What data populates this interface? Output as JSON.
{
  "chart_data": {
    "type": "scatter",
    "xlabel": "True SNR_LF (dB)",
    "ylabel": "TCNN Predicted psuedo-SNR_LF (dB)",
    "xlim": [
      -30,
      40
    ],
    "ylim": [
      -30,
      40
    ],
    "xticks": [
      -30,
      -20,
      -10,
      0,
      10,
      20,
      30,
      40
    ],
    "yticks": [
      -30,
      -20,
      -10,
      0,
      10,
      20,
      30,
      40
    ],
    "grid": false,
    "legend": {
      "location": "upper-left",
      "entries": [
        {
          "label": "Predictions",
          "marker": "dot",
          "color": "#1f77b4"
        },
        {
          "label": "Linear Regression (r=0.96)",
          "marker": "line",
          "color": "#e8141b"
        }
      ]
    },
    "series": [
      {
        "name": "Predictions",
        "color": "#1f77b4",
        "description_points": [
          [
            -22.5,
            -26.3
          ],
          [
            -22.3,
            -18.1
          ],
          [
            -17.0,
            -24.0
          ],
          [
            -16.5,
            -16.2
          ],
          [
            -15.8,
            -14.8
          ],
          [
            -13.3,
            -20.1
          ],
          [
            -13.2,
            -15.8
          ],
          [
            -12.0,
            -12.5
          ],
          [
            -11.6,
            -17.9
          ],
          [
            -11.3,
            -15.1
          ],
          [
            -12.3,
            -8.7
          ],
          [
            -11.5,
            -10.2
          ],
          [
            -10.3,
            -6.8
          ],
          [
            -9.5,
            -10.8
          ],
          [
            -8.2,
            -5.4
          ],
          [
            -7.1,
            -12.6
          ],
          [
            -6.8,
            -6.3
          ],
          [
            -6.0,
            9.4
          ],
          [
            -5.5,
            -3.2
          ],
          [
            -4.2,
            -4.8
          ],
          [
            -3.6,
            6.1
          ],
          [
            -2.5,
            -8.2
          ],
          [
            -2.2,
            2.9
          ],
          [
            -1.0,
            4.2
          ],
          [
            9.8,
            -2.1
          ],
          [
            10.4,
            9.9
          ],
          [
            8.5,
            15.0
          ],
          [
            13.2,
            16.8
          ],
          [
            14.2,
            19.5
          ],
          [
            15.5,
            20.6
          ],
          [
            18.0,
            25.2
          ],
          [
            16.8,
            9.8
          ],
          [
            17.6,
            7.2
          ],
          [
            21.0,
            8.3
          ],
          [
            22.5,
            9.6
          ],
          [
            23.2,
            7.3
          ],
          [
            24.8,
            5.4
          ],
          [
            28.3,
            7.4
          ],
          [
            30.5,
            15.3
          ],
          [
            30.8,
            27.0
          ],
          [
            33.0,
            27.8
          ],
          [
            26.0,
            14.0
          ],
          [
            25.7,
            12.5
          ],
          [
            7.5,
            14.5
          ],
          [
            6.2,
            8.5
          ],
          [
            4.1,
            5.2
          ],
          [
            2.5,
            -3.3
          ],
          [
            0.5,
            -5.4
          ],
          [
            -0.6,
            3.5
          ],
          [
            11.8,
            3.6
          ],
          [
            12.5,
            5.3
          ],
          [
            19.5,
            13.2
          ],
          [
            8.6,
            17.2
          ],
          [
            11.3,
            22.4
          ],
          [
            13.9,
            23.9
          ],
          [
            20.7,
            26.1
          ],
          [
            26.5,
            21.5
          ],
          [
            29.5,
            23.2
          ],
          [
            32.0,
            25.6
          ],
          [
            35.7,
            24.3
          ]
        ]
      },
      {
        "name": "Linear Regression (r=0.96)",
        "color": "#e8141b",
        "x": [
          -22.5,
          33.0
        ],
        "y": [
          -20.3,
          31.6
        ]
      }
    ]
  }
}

□ □ □

» **Given problem**
Write out the data again, exactly and in full.

» **Response to the task**
What data populates this interface? Output as JSON.
{
  "chart_data": {
    "type": "scatter",
    "xlabel": "True SNR_LF (dB)",
    "ylabel": "TCNN Predicted psuedo-SNR_LF (dB)",
    "xlim": [
      -30,
      40
    ],
    "ylim": [
      -30,
      40
    ],
    "xticks": [
      -30,
      -20,
      -10,
      0,
      10,
      20,
      30,
      40
    ],
    "yticks": [
      -30,
      -20,
      -10,
      0,
      10,
      20,
      30,
      40
    ],
    "grid": false,
    "legend": {
      "location": "upper-left",
      "entries": [
        {
          "label": "Predictions",
          "marker": "dot",
          "color": "#1f77b4"
        },
        {
          "label": "Linear Regression (r=0.96)",
          "marker": "line",
          "color": "#e8141b"
        }
      ]
    },
    "series": [
      {
        "name": "Predictions",
        "color": "#1f77b4",
        "description_points": [
          [
            -22.5,
            -26.3
          ],
          [
            -22.3,
            -18.1
          ],
          [
            -17.0,
            -24.0
          ],
          [
            -16.5,
            -16.2
          ],
          [
            -15.8,
            -14.8
          ],
          [
            -13.3,
            -20.1
          ],
          [
            -13.2,
            -15.8
          ],
          [
            -12.0,
            -12.5
          ],
          [
            -11.6,
            -17.9
          ],
          [
            -11.3,
            -15.1
          ],
          [
            -12.3,
            -8.7
          ],
          [
            -11.5,
            -10.2
          ],
          [
            -10.3,
            -6.8
          ],
          [
            -9.5,
            -10.8
          ],
          [
            -8.2,
            -5.4
          ],
          [
            -7.1,
            -12.6
          ],
          [
            -6.8,
            -6.3
          ],
          [
            -6.0,
            9.4
          ],
          [
            -5.5,
            -3.2
          ],
          [
            -4.2,
            -4.8
          ],
          [
            -3.6,
            6.1
          ],
          [
            -2.5,
            -8.2
          ],
          [
            -2.2,
            2.9
          ],
          [
            -1.0,
            4.2
          ],
          [
            9.8,
            -2.1
          ],
          [
            10.4,
            9.9
          ],
          [
            8.5,
            15.0
          ],
          [
            13.2,
            16.8
          ],
          [
            14.2,
            19.5
          ],
          [
            15.5,
            20.6
          ],
          [
            18.0,
            25.2
          ],
          [
            16.8,
            9.8
          ],
          [
            17.6,
            7.2
          ],
          [
            21.0,
            8.3
          ],
          [
            22.5,
            9.6
          ],
          [
            23.2,
            7.3
          ],
          [
            24.8,
            5.4
          ],
          [
            28.3,
            7.4
          ],
          [
            30.5,
            15.3
          ],
          [
            30.8,
            27.0
          ],
          [
            33.0,
            27.8
          ],
          [
            26.0,
            14.0
          ],
          [
            25.7,
            12.5
          ],
          [
            7.5,
            14.5
          ],
          [
            6.2,
            8.5
          ],
          [
            4.1,
            5.2
          ],
          [
            2.5,
            -3.3
          ],
          [
            0.5,
            -5.4
          ],
          [
            -0.6,
            3.5
          ],
          [
            11.8,
            3.6
          ],
          [
            12.5,
            5.3
          ],
          [
            19.5,
            13.2
          ],
          [
            8.6,
            17.2
          ],
          [
            11.3,
            22.4
          ],
          [
            13.9,
            23.9
          ],
          [
            20.7,
            26.1
          ],
          [
            26.5,
            21.5
          ],
          [
            29.5,
            23.2
          ],
          [
            32.0,
            25.6
          ],
          [
            35.7,
            24.3
          ]
        ]
      },
      {
        "name": "Linear Regression (r=0.96)",
        "color": "#e8141b",
        "x": [
          -22.5,
          33.0
        ],
        "y": [
          -20.3,
          31.6
        ]
      }
    ]
  }
}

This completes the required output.